[Data entries]
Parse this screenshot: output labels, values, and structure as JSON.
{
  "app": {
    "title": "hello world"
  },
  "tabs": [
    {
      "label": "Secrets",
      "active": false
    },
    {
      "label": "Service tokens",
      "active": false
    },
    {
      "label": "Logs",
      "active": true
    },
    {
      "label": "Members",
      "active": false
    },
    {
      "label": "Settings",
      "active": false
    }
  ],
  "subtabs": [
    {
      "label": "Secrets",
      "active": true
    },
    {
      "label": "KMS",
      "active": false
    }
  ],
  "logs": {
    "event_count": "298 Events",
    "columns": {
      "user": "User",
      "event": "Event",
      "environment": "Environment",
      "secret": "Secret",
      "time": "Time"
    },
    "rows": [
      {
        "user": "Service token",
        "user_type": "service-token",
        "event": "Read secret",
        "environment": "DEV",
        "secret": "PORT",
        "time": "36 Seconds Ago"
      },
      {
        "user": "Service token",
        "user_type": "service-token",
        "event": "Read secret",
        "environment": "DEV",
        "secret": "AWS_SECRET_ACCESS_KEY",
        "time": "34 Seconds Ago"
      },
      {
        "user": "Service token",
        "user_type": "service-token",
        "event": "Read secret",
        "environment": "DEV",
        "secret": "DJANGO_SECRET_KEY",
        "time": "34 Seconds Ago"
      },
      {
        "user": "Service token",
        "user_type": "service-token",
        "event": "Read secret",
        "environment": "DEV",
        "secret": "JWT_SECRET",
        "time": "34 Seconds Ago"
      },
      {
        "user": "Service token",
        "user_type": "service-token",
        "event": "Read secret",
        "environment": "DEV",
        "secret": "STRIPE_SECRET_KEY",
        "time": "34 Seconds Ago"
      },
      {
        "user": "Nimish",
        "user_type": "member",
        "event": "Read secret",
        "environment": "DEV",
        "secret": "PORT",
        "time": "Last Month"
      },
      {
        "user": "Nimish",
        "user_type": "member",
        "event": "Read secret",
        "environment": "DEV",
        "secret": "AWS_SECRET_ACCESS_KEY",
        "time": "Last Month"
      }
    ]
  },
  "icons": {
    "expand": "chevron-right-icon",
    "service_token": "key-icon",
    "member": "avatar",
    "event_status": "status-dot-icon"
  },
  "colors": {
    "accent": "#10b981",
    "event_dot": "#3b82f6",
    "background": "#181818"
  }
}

WHAT YOU WILL DO — Every record shown above should be written out again exactly.

FINISHED EXERCISE —
Parse this screenshot: output labels, values, and structure as JSON.
{
  "app": {
    "title": "hello world"
  },
  "tabs": [
    {
      "label": "Secrets",
      "active": false
    },
    {
      "label": "Service tokens",
      "active": false
    },
    {
      "label": "Logs",
      "active": true
    },
    {
      "label": "Members",
      "active": false
    },
    {
      "label": "Settings",
      "active": false
    }
  ],
  "subtabs": [
    {
      "label": "Secrets",
      "active": true
    },
    {
      "label": "KMS",
      "active": false
    }
  ],
  "logs": {
    "event_count": "298 Events",
    "columns": {
      "user": "User",
      "event": "Event",
      "environment": "Environment",
      "secret": "Secret",
      "time": "Time"
    },
    "rows": [
      {
        "user": "Service token",
        "user_type": "service-token",
        "event": "Read secret",
        "environment": "DEV",
        "secret": "PORT",
        "time": "36 Seconds Ago"
      },
      {
        "user": "Service token",
        "user_type": "service-token",
        "event": "Read secret",
        "environment": "DEV",
        "secret": "AWS_SECRET_ACCESS_KEY",
        "time": "34 Seconds Ago"
      },
      {
        "user": "Service token",
        "user_type": "service-token",
        "event": "Read secret",
        "environment": "DEV",
        "secret": "DJANGO_SECRET_KEY",
        "time": "34 Seconds Ago"
      },
      {
        "user": "Service token",
        "user_type": "service-token",
        "event": "Read secret",
        "environment": "DEV",
        "secret": "JWT_SECRET",
        "time": "34 Seconds Ago"
      },
      {
        "user": "Service token",
        "user_type": "service-token",
        "event": "Read secret",
        "environment": "DEV",
        "secret": "STRIPE_SECRET_KEY",
        "time": "34 Seconds Ago"
      },
      {
        "user": "Nimish",
        "user_type": "member",
        "event": "Read secret",
        "environment": "DEV",
        "secret": "PORT",
        "time": "Last Month"
      },
      {
        "user": "Nimish",
        "user_type": "member",
        "event": "Read secret",
        "environment": "DEV",
        "secret": "AWS_SECRET_ACCESS_KEY",
        "time": "Last Month"
      }
    ]
  },
  "icons": {
    "expand": "chevron-right-icon",
    "service_token": "key-icon",
    "member": "avatar",
    "event_status": "status-dot-icon"
  },
  "colors": {
    "accent": "#10b981",
    "event_dot": "#3b82f6",
    "background": "#181818"
  }
}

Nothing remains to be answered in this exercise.